# Given instruction
The lines to extract begin at the line that contains "Convert this screenshot" and run through the last line of the listing; reproduce them exactly, minus any pictures.

Dataset items
________________

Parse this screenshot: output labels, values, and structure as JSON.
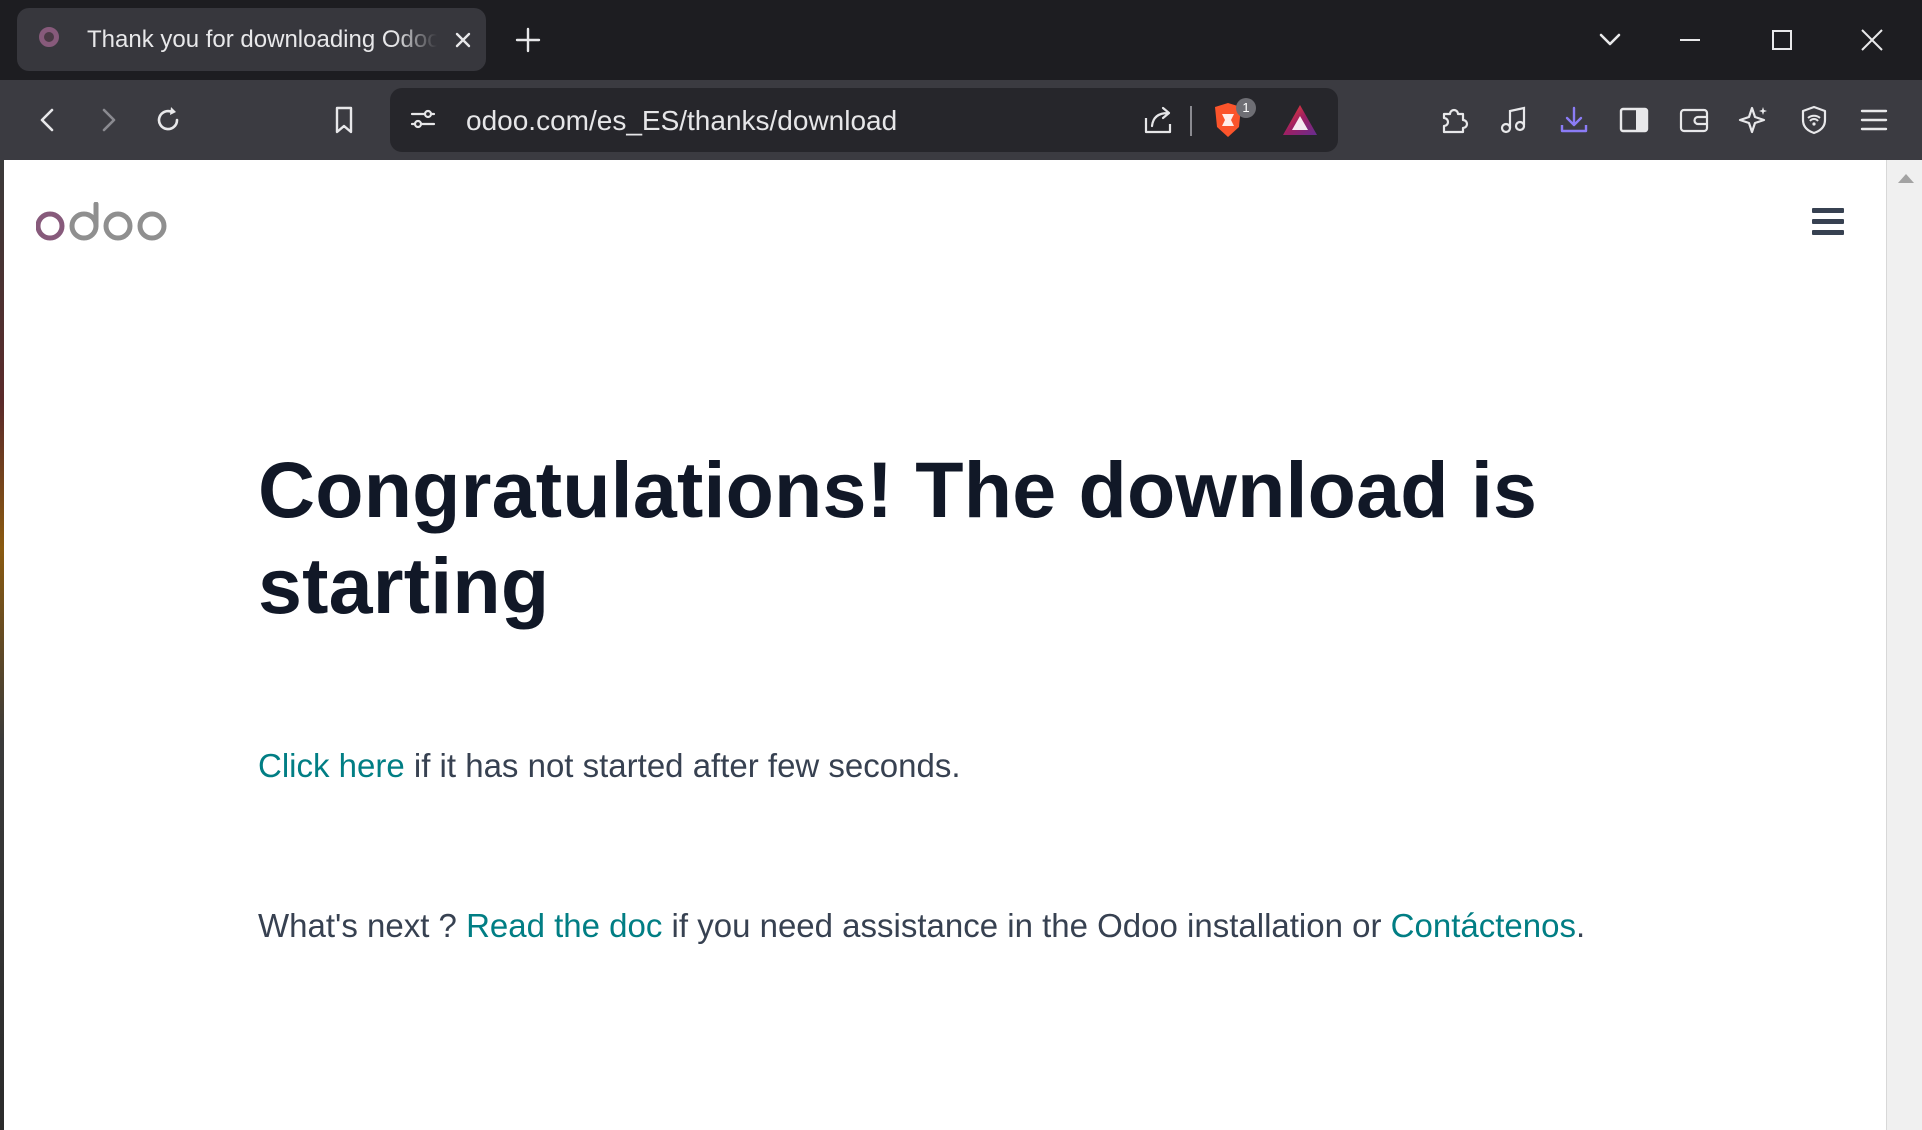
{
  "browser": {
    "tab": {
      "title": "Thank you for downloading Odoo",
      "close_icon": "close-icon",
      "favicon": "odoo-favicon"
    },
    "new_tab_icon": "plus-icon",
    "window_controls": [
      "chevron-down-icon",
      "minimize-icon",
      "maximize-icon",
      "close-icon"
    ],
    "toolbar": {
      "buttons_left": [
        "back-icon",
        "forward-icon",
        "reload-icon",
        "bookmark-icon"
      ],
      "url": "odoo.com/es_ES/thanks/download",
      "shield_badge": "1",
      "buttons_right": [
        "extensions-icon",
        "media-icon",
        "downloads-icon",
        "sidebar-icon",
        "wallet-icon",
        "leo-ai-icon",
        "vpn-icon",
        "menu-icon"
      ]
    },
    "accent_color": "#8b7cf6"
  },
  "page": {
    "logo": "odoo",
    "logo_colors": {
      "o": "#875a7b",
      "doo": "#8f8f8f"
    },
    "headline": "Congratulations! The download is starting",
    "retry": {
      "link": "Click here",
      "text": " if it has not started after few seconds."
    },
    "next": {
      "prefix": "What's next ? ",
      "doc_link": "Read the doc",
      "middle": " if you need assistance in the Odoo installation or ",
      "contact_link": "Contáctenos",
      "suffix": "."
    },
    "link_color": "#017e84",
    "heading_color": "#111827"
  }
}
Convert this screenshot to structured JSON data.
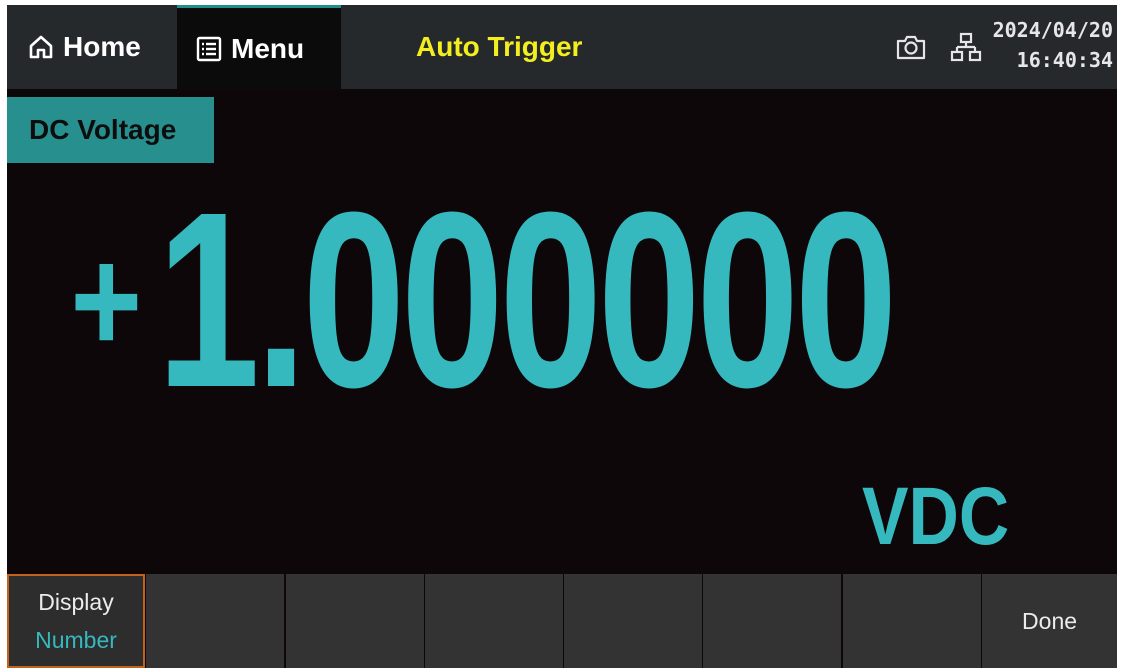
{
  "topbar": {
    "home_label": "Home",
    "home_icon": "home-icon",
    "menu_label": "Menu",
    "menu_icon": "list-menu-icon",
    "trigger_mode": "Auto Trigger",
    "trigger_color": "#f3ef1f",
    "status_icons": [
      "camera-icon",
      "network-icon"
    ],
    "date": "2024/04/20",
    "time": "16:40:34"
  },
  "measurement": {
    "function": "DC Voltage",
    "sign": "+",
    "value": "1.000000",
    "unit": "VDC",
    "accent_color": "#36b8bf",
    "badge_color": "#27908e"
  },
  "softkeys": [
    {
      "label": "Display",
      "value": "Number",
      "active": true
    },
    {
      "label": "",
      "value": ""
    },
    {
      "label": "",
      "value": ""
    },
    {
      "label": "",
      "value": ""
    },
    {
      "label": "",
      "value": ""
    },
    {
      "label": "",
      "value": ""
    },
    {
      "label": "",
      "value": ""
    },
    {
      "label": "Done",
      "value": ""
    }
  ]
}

________________

# Solution for this problem
Convert this screenshot to structured JSON data.
{
  "topbar": {
    "home_label": "Home",
    "home_icon": "home-icon",
    "menu_label": "Menu",
    "menu_icon": "list-menu-icon",
    "trigger_mode": "Auto Trigger",
    "trigger_color": "#f3ef1f",
    "status_icons": [
      "camera-icon",
      "network-icon"
    ],
    "date": "2024/04/20",
    "time": "16:40:34"
  },
  "measurement": {
    "function": "DC Voltage",
    "sign": "+",
    "value": "1.000000",
    "unit": "VDC",
    "accent_color": "#36b8bf",
    "badge_color": "#27908e"
  },
  "softkeys": [
    {
      "label": "Display",
      "value": "Number",
      "active": true
    },
    {
      "label": "",
      "value": ""
    },
    {
      "label": "",
      "value": ""
    },
    {
      "label": "",
      "value": ""
    },
    {
      "label": "",
      "value": ""
    },
    {
      "label": "",
      "value": ""
    },
    {
      "label": "",
      "value": ""
    },
    {
      "label": "Done",
      "value": ""
    }
  ]
}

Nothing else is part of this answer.